┌──

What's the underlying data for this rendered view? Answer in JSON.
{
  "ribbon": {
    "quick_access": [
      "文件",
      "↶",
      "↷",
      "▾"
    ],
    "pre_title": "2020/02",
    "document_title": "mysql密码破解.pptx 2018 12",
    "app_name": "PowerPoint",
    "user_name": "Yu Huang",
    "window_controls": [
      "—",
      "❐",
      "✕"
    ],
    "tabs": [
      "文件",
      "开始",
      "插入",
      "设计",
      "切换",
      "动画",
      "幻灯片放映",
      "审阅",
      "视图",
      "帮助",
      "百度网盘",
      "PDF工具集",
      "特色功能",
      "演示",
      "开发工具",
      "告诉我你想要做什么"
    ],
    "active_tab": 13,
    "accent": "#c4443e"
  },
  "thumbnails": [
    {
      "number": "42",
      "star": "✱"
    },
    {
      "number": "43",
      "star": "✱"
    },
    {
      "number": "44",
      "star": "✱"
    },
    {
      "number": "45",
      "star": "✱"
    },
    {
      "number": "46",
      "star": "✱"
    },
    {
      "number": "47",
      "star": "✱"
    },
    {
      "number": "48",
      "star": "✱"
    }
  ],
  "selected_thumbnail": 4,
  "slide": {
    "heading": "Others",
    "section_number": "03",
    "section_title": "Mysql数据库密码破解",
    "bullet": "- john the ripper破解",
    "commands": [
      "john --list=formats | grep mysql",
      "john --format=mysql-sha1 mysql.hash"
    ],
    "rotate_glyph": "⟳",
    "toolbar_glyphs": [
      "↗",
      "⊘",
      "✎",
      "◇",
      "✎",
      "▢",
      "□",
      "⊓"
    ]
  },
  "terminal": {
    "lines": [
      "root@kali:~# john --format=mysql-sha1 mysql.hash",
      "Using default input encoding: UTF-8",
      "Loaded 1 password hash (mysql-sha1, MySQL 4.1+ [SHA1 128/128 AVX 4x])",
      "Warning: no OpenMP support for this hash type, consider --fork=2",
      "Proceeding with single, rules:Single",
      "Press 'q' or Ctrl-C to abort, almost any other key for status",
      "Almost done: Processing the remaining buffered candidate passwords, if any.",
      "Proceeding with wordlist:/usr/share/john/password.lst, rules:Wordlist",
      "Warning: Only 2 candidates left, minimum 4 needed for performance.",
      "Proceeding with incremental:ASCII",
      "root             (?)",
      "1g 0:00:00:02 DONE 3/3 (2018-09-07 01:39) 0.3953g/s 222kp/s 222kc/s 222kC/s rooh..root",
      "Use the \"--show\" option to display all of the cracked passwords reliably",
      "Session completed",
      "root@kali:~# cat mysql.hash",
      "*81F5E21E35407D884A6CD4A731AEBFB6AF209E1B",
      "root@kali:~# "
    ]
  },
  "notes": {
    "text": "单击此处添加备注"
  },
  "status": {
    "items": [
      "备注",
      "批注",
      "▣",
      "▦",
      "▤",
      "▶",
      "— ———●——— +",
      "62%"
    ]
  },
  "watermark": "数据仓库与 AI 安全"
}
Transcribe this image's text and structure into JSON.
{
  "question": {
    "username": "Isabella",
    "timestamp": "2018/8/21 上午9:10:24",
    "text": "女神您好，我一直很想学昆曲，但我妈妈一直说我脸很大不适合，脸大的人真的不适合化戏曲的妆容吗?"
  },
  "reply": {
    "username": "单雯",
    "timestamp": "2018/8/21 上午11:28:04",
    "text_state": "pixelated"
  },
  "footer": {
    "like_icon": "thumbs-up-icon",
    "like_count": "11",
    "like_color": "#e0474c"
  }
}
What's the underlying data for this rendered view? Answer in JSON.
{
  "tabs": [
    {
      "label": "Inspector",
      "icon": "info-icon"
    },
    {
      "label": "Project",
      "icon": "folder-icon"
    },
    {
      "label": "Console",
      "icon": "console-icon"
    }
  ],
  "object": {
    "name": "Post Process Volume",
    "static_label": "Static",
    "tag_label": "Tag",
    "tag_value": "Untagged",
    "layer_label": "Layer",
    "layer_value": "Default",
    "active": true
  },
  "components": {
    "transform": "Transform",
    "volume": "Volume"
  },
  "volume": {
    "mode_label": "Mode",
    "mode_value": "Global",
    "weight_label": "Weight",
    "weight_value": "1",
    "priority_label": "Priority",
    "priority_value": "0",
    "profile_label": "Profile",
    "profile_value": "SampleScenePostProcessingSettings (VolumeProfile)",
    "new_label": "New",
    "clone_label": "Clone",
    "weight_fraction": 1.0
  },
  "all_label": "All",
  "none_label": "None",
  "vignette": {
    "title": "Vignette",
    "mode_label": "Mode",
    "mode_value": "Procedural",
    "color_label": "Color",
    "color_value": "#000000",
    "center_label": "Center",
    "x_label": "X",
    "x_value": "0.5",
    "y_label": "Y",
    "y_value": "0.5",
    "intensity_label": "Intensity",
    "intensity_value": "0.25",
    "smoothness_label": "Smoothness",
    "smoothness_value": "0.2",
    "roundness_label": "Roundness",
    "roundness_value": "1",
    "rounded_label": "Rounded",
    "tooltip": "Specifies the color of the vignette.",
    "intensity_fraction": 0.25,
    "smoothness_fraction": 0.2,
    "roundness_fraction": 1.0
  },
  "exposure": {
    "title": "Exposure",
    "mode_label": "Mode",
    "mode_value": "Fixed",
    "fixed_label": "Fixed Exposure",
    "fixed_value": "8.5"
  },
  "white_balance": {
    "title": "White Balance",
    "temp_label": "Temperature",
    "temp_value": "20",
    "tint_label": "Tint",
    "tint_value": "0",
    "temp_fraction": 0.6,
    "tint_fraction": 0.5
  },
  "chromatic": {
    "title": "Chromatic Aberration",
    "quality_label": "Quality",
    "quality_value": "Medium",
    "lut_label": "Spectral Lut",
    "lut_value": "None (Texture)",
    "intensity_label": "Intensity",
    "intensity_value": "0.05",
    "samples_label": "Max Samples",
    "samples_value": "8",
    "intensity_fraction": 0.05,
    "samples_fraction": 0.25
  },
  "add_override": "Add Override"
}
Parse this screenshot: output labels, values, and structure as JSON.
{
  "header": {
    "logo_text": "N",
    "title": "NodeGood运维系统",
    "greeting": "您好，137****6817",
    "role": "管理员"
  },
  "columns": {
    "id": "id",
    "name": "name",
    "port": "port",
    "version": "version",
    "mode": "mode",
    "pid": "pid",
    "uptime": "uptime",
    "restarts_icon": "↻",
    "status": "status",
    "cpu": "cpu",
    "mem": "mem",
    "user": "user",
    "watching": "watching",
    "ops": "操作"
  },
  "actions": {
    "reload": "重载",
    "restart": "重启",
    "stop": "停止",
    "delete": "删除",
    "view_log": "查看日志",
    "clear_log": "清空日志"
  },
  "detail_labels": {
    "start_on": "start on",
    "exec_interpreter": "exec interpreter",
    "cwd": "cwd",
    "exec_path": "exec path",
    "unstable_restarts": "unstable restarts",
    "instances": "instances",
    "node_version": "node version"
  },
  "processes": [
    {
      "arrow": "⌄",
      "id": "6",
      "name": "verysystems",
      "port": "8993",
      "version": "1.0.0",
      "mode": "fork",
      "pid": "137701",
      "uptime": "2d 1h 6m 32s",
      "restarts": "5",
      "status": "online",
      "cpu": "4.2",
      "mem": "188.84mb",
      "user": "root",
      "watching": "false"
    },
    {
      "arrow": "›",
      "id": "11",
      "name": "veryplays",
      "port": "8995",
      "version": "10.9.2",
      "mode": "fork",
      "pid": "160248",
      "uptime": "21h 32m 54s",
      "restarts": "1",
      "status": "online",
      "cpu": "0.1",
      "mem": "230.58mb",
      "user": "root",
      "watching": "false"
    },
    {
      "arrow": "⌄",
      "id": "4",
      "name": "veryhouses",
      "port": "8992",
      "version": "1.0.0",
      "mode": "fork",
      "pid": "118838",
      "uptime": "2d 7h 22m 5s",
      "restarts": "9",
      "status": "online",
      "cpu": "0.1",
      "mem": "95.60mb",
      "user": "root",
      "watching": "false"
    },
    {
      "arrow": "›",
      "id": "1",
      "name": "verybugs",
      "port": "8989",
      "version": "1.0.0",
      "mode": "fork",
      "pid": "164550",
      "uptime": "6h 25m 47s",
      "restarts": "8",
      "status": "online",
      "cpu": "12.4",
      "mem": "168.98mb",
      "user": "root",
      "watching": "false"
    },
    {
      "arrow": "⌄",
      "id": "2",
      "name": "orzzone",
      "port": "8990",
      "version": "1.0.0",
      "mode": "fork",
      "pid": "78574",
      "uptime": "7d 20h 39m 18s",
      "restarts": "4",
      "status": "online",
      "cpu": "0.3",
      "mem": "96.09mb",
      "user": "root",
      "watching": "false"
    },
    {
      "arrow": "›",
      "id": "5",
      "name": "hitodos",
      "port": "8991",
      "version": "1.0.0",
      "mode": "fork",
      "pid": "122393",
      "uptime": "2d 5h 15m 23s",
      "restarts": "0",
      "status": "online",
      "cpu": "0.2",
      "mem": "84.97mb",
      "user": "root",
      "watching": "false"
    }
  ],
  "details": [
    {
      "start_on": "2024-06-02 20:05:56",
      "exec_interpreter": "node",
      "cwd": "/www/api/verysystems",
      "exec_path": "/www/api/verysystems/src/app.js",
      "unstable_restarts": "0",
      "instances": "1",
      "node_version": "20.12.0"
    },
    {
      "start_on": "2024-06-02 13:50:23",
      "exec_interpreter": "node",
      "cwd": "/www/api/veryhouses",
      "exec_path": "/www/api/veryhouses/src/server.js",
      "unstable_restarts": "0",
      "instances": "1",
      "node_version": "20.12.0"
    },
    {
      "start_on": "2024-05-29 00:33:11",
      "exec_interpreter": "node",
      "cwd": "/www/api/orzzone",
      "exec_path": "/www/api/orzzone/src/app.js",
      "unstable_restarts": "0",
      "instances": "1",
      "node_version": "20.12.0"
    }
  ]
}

└──

State the number of lines above that hold the string "hash", with nothing added.

5